● **PROBLEM TO WORK ON**: Show each line of the records below that contains the string "upper", copying the whole line.

● **SUPPLIED MATERIAL**:
_ _ _

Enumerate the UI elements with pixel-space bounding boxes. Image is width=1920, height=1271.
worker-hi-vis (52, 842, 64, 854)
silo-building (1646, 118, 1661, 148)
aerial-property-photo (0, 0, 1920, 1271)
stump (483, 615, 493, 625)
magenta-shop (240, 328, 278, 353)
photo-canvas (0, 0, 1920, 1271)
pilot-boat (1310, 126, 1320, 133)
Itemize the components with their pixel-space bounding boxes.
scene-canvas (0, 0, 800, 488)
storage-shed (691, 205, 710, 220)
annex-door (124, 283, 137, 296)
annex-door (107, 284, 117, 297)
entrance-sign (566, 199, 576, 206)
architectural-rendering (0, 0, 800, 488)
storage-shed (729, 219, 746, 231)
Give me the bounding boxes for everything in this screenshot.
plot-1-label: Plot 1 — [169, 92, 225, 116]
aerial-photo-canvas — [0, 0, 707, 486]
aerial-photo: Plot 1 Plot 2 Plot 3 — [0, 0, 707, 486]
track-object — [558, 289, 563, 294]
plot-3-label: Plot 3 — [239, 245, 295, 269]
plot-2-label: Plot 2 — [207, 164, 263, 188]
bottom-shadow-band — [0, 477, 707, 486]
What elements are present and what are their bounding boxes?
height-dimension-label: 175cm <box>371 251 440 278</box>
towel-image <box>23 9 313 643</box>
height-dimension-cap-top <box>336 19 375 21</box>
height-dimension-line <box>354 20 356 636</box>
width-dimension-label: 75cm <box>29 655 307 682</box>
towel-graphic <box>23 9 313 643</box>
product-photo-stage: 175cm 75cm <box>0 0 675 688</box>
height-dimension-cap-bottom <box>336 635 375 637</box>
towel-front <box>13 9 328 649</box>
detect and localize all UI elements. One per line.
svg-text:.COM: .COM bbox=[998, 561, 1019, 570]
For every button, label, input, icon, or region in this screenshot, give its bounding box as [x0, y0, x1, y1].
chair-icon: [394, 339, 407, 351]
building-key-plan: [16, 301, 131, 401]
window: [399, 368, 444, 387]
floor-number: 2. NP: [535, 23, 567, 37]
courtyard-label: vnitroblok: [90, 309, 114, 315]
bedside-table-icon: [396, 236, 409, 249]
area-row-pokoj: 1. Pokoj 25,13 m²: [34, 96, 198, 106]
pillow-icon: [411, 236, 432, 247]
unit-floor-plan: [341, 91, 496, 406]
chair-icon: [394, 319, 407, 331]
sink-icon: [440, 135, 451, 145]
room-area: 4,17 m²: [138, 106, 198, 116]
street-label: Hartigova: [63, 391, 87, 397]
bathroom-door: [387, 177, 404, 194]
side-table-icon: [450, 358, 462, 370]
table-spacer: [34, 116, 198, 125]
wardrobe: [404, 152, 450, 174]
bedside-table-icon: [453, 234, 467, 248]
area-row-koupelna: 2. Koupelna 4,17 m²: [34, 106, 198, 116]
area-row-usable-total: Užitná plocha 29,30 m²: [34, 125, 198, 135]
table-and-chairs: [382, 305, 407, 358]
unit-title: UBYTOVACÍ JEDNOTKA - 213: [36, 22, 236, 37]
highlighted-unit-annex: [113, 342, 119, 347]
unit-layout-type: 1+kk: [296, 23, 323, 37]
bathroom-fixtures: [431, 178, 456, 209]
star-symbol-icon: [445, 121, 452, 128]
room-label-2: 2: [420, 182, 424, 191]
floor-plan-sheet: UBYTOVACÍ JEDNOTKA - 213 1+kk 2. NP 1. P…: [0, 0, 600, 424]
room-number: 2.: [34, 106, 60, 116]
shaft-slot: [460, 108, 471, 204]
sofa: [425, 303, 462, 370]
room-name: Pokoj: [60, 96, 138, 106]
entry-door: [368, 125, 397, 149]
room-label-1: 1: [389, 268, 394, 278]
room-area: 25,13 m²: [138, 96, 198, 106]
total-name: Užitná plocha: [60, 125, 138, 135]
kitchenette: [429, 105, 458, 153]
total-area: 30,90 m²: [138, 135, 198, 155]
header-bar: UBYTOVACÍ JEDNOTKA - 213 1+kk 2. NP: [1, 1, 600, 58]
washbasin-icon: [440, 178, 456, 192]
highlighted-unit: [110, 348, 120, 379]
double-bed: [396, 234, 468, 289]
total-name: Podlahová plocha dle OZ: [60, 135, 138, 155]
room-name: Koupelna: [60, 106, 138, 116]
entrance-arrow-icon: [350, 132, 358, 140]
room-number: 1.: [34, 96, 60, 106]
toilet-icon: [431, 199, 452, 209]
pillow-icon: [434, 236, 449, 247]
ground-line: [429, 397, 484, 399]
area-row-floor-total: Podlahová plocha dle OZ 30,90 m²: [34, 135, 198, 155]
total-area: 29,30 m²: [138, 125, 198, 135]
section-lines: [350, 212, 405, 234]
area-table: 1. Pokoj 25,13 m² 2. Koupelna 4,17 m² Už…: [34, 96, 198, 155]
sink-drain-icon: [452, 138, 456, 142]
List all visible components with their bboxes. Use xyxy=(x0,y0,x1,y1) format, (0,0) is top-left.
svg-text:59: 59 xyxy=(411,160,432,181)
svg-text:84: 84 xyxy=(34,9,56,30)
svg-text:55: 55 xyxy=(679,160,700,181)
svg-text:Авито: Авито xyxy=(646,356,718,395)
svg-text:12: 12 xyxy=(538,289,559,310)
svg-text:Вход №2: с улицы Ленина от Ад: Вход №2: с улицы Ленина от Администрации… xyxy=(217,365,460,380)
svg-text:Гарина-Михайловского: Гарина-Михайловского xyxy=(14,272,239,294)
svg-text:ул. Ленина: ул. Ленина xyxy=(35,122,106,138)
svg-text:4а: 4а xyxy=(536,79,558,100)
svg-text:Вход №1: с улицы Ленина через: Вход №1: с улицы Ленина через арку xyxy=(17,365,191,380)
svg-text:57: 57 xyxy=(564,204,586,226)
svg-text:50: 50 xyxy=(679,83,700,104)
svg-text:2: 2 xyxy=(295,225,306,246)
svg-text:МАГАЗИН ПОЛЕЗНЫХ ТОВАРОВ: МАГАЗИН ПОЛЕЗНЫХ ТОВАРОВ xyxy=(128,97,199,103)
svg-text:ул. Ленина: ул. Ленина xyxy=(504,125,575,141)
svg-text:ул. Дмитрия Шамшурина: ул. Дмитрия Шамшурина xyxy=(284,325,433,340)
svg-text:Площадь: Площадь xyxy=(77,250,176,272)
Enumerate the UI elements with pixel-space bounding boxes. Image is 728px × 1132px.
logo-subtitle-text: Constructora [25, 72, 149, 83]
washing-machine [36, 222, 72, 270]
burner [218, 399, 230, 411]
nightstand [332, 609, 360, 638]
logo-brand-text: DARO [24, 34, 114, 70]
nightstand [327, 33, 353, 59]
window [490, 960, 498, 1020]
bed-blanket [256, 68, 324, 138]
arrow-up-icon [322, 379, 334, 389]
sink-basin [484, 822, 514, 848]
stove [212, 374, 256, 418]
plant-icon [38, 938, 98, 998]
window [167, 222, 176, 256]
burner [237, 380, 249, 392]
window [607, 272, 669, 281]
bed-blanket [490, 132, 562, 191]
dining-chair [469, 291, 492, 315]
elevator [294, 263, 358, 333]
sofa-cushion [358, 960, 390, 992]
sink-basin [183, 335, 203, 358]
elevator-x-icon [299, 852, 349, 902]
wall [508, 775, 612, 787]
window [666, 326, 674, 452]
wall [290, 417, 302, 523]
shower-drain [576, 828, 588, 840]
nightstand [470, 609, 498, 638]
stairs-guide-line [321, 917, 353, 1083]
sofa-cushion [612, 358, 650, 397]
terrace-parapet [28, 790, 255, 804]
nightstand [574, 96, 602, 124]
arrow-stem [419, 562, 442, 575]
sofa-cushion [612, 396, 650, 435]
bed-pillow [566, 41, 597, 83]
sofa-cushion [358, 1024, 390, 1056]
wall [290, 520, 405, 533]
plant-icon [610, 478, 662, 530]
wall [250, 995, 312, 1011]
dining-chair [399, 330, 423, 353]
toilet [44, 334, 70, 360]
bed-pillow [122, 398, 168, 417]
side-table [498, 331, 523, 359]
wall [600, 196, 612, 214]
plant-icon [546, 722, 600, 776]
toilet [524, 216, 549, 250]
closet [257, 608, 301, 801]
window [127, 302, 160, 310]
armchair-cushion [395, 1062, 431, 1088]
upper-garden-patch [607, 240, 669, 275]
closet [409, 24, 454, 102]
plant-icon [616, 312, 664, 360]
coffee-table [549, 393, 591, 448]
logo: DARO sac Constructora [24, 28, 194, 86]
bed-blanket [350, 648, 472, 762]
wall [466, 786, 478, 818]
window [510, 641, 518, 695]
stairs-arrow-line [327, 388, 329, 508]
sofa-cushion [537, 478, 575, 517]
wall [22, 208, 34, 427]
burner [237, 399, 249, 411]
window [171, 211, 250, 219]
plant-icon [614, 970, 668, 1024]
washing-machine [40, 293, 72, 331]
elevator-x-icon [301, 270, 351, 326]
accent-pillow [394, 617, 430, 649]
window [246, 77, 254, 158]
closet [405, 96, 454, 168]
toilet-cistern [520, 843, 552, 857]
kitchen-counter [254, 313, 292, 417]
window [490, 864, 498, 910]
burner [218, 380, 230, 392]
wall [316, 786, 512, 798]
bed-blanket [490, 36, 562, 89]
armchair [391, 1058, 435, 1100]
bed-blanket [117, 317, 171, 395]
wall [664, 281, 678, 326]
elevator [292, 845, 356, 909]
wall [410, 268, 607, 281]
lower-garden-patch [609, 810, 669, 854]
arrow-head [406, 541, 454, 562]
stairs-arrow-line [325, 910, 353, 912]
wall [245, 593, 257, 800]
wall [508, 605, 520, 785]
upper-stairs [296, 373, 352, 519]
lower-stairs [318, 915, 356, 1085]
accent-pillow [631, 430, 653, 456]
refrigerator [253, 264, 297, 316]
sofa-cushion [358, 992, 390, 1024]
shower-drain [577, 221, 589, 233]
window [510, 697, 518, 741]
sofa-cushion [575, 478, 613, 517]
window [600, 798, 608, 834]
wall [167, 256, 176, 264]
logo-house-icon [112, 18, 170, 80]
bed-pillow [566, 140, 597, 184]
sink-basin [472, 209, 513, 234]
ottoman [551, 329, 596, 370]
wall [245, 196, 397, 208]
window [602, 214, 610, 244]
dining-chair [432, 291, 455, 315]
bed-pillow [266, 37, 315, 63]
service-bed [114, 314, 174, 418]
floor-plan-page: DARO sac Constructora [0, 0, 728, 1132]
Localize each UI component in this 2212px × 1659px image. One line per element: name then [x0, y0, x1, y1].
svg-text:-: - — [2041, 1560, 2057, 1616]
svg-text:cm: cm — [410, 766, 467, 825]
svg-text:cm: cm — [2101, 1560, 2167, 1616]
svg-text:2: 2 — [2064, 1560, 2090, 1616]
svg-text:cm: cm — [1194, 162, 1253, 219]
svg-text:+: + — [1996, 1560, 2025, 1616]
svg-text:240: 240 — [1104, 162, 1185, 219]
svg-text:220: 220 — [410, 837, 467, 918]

_ _ _

● **RESULT OF THE TASK**:
upper-garden-patch [607, 240, 669, 275]
upper-stairs [296, 373, 352, 519]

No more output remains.